Your task is to give the number of lines in the listing that include "suitable", and nothing else.

═══ SUPPLIED MATERIAL

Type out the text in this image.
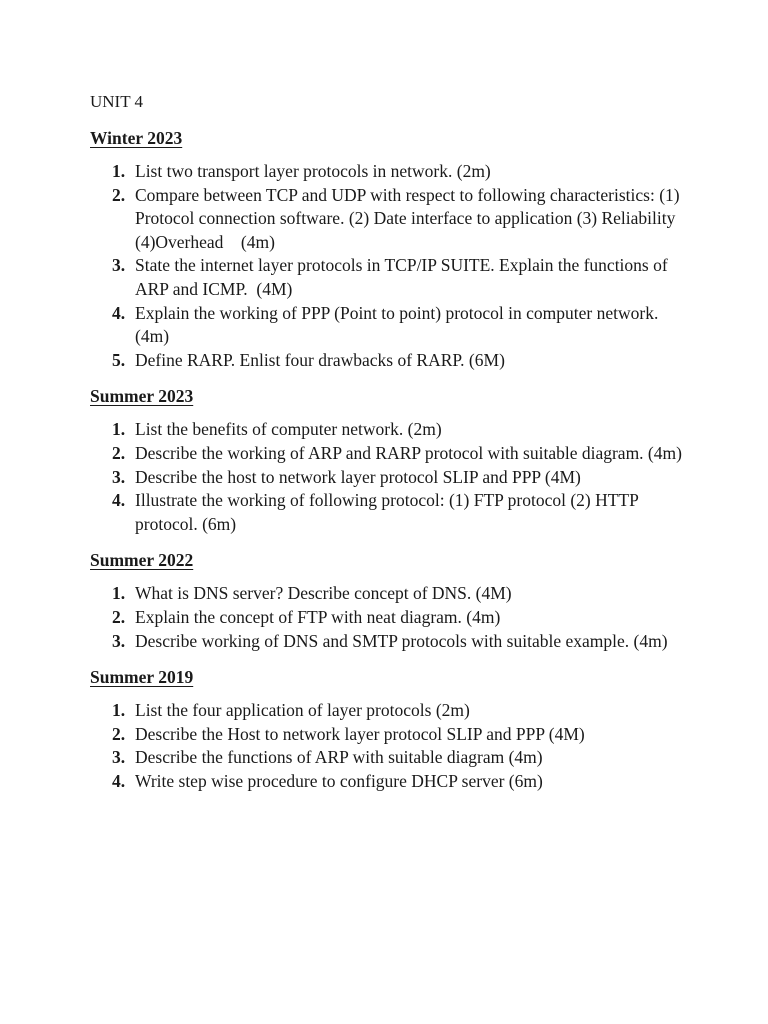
UNIT 4
Winter 2023
1. List two transport layer protocols in network. (2m)
2. Compare between TCP and UDP with respect to following characteristics: (1) Protocol connection software. (2) Date interface to application (3) Reliability (4)Overhead    (4m)
3. State the internet layer protocols in TCP/IP SUITE. Explain the functions of ARP and ICMP.  (4M)
4. Explain the working of PPP (Point to point) protocol in computer network. (4m)
5. Define RARP. Enlist four drawbacks of RARP. (6M)
Summer 2023
1. List the benefits of computer network. (2m)
2. Describe the working of ARP and RARP protocol with suitable diagram. (4m)
3. Describe the host to network layer protocol SLIP and PPP (4M)
4. Illustrate the working of following protocol: (1) FTP protocol (2) HTTP protocol. (6m)
Summer 2022
1. What is DNS server? Describe concept of DNS. (4M)
2. Explain the concept of FTP with neat diagram. (4m)
3. Describe working of DNS and SMTP protocols with suitable example. (4m)
Summer 2019
1. List the four application of layer protocols (2m)
2. Describe the Host to network layer protocol SLIP and PPP (4M)
3. Describe the functions of ARP with suitable diagram (4m)
4. Write step wise procedure to configure DHCP server (6m)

══════

FINISHED EXERCISE => 3